## Aim
Can you write out all of the material below, word for word?

## Excerpted records
=-=-=-=-=
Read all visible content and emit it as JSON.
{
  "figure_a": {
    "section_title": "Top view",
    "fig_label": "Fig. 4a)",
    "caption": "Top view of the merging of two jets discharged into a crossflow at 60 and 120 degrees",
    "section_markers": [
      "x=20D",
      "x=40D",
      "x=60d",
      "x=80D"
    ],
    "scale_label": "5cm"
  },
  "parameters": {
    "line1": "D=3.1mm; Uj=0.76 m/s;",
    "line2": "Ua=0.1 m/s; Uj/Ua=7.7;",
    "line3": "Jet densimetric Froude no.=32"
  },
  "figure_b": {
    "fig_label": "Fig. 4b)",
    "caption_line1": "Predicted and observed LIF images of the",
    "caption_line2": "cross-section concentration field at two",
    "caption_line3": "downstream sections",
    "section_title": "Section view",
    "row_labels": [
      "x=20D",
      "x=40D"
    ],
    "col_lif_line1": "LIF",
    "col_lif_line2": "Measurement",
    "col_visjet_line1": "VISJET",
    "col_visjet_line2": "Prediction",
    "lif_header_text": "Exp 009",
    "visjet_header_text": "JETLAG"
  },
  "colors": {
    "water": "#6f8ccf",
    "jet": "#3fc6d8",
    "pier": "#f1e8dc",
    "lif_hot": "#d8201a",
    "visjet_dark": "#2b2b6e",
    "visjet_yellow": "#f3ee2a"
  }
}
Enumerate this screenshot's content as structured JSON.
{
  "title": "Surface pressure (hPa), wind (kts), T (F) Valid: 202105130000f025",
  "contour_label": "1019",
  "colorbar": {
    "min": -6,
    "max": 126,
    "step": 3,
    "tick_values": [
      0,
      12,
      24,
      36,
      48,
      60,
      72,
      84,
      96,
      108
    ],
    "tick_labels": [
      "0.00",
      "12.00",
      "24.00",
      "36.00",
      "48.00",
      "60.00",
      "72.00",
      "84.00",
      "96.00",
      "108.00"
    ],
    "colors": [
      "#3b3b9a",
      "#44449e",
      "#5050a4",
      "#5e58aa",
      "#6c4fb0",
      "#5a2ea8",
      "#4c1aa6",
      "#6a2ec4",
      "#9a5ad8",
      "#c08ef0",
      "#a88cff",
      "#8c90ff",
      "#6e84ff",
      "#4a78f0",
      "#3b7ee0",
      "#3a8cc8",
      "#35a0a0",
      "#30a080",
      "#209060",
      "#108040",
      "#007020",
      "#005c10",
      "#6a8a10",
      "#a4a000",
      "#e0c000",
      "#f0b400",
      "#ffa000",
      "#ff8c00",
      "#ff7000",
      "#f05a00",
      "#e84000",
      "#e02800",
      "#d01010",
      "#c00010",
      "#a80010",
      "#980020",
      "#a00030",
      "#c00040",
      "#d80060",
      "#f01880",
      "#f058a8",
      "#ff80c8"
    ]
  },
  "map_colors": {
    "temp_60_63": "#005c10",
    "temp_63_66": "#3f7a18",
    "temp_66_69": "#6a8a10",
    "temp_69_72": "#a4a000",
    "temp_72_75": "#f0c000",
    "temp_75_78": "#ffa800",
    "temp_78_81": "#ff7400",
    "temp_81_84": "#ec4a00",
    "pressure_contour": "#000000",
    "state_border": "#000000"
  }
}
=-=-=-=-=
## Worked answer
Read all visible content and emit it as JSON.
{
  "figure_a": {
    "section_title": "Top view",
    "fig_label": "Fig. 4a)",
    "caption": "Top view of the merging of two jets discharged into a crossflow at 60 and 120 degrees",
    "section_markers": [
      "x=20D",
      "x=40D",
      "x=60d",
      "x=80D"
    ],
    "scale_label": "5cm"
  },
  "parameters": {
    "line1": "D=3.1mm; Uj=0.76 m/s;",
    "line2": "Ua=0.1 m/s; Uj/Ua=7.7;",
    "line3": "Jet densimetric Froude no.=32"
  },
  "figure_b": {
    "fig_label": "Fig. 4b)",
    "caption_line1": "Predicted and observed LIF images of the",
    "caption_line2": "cross-section concentration field at two",
    "caption_line3": "downstream sections",
    "section_title": "Section view",
    "row_labels": [
      "x=20D",
      "x=40D"
    ],
    "col_lif_line1": "LIF",
    "col_lif_line2": "Measurement",
    "col_visjet_line1": "VISJET",
    "col_visjet_line2": "Prediction",
    "lif_header_text": "Exp 009",
    "visjet_header_text": "JETLAG"
  },
  "colors": {
    "water": "#6f8ccf",
    "jet": "#3fc6d8",
    "pier": "#f1e8dc",
    "lif_hot": "#d8201a",
    "visjet_dark": "#2b2b6e",
    "visjet_yellow": "#f3ee2a"
  }
}
Enumerate this screenshot's content as structured JSON.
{
  "title": "Surface pressure (hPa), wind (kts), T (F) Valid: 202105130000f025",
  "contour_label": "1019",
  "colorbar": {
    "min": -6,
    "max": 126,
    "step": 3,
    "tick_values": [
      0,
      12,
      24,
      36,
      48,
      60,
      72,
      84,
      96,
      108
    ],
    "tick_labels": [
      "0.00",
      "12.00",
      "24.00",
      "36.00",
      "48.00",
      "60.00",
      "72.00",
      "84.00",
      "96.00",
      "108.00"
    ],
    "colors": [
      "#3b3b9a",
      "#44449e",
      "#5050a4",
      "#5e58aa",
      "#6c4fb0",
      "#5a2ea8",
      "#4c1aa6",
      "#6a2ec4",
      "#9a5ad8",
      "#c08ef0",
      "#a88cff",
      "#8c90ff",
      "#6e84ff",
      "#4a78f0",
      "#3b7ee0",
      "#3a8cc8",
      "#35a0a0",
      "#30a080",
      "#209060",
      "#108040",
      "#007020",
      "#005c10",
      "#6a8a10",
      "#a4a000",
      "#e0c000",
      "#f0b400",
      "#ffa000",
      "#ff8c00",
      "#ff7000",
      "#f05a00",
      "#e84000",
      "#e02800",
      "#d01010",
      "#c00010",
      "#a80010",
      "#980020",
      "#a00030",
      "#c00040",
      "#d80060",
      "#f01880",
      "#f058a8",
      "#ff80c8"
    ]
  },
  "map_colors": {
    "temp_60_63": "#005c10",
    "temp_63_66": "#3f7a18",
    "temp_66_69": "#6a8a10",
    "temp_69_72": "#a4a000",
    "temp_72_75": "#f0c000",
    "temp_75_78": "#ffa800",
    "temp_78_81": "#ff7400",
    "temp_81_84": "#ec4a00",
    "pressure_contour": "#000000",
    "state_border": "#000000"
  }
}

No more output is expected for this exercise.